**Given exercise**
Look over the lines below. Report each one that includes the string "Wondommce".

(Data items)
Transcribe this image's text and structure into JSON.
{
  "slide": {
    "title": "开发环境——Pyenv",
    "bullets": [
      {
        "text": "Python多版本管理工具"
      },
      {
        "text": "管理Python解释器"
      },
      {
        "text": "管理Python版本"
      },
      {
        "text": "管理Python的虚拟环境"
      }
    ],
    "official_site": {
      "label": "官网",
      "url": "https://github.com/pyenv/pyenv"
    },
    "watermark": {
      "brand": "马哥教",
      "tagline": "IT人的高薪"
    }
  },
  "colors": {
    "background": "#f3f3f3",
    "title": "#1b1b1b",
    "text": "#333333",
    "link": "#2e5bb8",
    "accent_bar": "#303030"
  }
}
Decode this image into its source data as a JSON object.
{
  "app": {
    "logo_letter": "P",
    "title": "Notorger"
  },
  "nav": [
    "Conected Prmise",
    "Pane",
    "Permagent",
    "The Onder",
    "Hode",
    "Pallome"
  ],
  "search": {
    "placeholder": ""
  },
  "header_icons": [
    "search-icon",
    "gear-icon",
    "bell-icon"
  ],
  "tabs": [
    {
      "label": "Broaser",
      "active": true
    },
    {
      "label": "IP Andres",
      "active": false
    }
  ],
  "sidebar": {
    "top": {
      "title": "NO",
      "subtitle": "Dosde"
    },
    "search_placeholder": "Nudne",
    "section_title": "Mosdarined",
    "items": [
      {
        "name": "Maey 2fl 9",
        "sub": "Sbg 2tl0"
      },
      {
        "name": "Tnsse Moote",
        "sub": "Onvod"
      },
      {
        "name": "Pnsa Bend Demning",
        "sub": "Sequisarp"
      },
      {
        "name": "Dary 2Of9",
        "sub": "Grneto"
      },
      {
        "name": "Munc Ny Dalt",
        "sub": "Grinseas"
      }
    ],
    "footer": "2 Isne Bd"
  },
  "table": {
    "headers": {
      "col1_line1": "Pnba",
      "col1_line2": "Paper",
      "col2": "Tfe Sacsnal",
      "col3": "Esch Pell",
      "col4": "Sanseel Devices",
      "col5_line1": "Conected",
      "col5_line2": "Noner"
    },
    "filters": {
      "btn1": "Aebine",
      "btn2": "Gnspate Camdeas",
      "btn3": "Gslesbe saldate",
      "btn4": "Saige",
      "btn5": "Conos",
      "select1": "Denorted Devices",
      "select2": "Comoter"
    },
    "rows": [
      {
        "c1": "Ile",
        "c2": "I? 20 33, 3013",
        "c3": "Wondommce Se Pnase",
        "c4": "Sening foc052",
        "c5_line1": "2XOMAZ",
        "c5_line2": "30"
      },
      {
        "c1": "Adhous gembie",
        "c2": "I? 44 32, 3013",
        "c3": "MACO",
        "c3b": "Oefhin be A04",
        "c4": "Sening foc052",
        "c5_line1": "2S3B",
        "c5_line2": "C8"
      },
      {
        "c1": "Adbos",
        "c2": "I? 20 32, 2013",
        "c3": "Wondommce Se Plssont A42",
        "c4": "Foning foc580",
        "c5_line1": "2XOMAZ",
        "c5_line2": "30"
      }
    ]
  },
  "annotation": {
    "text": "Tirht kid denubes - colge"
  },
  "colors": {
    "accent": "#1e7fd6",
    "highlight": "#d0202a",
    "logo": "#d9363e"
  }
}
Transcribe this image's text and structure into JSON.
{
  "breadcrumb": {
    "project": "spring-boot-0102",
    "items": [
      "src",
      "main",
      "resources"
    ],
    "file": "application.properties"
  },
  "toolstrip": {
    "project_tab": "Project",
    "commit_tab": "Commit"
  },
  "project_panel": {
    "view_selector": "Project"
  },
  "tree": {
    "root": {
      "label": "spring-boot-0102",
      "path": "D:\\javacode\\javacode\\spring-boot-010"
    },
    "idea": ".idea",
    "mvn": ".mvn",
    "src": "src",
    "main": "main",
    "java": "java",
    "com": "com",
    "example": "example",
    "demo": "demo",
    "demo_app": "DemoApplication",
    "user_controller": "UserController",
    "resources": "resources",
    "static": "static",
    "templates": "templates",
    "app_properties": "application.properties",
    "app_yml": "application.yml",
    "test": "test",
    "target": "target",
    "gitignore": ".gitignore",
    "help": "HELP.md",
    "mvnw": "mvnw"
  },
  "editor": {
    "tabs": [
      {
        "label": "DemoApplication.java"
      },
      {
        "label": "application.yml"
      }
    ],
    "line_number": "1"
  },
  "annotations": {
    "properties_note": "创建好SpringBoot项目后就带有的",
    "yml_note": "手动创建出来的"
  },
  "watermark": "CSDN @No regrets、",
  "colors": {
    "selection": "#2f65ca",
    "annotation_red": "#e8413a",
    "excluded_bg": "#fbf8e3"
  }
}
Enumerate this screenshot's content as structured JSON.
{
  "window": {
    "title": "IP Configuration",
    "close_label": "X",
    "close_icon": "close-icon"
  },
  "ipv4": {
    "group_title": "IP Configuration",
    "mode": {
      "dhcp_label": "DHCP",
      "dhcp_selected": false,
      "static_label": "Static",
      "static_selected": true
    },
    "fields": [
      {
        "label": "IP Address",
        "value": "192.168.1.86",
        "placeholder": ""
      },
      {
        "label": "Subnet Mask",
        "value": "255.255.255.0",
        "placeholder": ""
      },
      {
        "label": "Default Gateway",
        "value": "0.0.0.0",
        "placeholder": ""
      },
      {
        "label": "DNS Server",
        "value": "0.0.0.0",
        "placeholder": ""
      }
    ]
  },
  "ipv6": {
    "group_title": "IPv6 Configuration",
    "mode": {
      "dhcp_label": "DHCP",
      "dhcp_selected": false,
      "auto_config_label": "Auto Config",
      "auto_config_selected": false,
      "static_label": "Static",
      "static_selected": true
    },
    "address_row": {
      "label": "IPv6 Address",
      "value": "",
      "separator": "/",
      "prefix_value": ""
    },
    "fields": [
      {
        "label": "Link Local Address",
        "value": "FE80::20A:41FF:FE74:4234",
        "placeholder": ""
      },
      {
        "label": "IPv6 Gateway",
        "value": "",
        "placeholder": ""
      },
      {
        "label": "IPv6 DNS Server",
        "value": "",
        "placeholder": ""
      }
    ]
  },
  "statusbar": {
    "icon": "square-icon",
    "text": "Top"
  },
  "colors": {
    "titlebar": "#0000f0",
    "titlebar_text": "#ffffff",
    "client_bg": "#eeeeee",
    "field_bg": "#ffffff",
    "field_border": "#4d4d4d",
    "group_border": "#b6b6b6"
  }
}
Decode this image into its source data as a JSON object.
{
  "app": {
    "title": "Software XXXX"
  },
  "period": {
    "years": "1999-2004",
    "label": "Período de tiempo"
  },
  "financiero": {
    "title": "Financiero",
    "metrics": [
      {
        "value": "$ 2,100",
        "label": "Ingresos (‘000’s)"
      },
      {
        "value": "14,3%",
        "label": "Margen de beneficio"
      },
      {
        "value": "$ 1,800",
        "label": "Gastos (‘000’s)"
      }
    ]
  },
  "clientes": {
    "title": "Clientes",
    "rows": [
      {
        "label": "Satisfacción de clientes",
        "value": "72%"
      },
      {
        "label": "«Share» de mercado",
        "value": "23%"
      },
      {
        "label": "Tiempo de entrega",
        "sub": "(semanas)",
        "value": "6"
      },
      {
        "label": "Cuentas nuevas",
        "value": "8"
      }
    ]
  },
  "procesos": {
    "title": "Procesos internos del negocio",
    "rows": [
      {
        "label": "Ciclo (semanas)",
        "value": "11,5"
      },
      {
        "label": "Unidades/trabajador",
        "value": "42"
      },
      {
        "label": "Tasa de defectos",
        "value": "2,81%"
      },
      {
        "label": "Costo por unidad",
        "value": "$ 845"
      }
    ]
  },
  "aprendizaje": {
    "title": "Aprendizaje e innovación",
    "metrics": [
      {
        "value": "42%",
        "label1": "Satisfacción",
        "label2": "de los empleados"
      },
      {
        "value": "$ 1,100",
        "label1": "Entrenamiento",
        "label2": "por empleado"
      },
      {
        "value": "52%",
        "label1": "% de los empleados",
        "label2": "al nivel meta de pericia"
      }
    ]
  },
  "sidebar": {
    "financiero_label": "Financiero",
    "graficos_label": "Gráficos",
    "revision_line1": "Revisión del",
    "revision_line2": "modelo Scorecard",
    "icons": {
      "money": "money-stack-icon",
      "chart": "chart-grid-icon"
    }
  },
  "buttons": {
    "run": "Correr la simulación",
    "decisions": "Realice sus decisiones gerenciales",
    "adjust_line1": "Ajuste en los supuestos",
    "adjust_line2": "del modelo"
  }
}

**Solution for this exercise**
        "c3": "Wondommce Se Pnase",
        "c3": "Wondommce Se Plssont A42",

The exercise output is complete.